* [The exercise]: Copy the records verbatim, from the start through the line containing "legend-label-hit: ヒット — [711, 275, 771, 298]".

## Start Extracted entries

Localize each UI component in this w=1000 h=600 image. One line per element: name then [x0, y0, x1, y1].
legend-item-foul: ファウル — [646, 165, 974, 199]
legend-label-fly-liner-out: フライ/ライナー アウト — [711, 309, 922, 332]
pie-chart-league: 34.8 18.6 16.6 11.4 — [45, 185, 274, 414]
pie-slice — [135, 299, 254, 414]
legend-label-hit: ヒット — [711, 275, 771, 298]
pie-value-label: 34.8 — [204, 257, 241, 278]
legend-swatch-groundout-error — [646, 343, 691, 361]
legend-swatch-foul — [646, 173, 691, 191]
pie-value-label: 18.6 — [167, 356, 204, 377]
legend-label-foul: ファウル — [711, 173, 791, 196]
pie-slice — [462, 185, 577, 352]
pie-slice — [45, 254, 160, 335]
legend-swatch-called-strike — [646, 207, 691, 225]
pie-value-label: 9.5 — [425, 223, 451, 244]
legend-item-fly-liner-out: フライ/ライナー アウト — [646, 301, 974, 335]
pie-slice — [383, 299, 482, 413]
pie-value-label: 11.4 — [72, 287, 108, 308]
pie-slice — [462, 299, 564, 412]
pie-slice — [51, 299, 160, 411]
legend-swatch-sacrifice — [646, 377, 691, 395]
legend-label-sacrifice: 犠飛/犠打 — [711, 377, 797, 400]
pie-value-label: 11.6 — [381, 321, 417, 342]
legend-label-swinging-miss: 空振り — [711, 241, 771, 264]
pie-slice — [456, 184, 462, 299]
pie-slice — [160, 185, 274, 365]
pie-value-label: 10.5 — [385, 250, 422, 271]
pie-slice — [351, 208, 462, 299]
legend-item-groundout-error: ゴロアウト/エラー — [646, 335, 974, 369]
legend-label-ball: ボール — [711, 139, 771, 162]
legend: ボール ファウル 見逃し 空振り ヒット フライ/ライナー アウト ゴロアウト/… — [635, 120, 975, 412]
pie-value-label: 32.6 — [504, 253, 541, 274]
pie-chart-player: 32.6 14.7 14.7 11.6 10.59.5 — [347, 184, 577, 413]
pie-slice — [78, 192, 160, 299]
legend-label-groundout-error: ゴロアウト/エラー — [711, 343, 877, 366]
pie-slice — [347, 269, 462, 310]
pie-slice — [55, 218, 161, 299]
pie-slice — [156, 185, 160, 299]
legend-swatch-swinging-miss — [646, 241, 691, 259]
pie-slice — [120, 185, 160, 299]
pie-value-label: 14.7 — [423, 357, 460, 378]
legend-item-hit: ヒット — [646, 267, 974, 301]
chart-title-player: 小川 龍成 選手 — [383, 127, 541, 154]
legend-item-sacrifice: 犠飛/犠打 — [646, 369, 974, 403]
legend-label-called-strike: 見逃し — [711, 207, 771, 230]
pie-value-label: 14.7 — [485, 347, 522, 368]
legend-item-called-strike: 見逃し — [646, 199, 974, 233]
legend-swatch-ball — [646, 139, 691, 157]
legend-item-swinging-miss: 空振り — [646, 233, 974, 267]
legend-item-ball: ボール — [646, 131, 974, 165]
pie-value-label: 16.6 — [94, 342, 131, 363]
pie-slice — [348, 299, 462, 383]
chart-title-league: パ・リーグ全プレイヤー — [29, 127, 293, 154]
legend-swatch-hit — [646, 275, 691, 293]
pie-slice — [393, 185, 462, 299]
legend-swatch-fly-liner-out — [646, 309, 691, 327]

## End Extracted entries

* [Completed exercise]:
Localize each UI component in this w=1000 h=600 image. One line per element: name then [x0, y0, x1, y1].
legend-item-foul: ファウル — [646, 165, 974, 199]
legend-label-fly-liner-out: フライ/ライナー アウト — [711, 309, 922, 332]
pie-chart-league: 34.8 18.6 16.6 11.4 — [45, 185, 274, 414]
pie-slice — [135, 299, 254, 414]
legend-label-hit: ヒット — [711, 275, 771, 298]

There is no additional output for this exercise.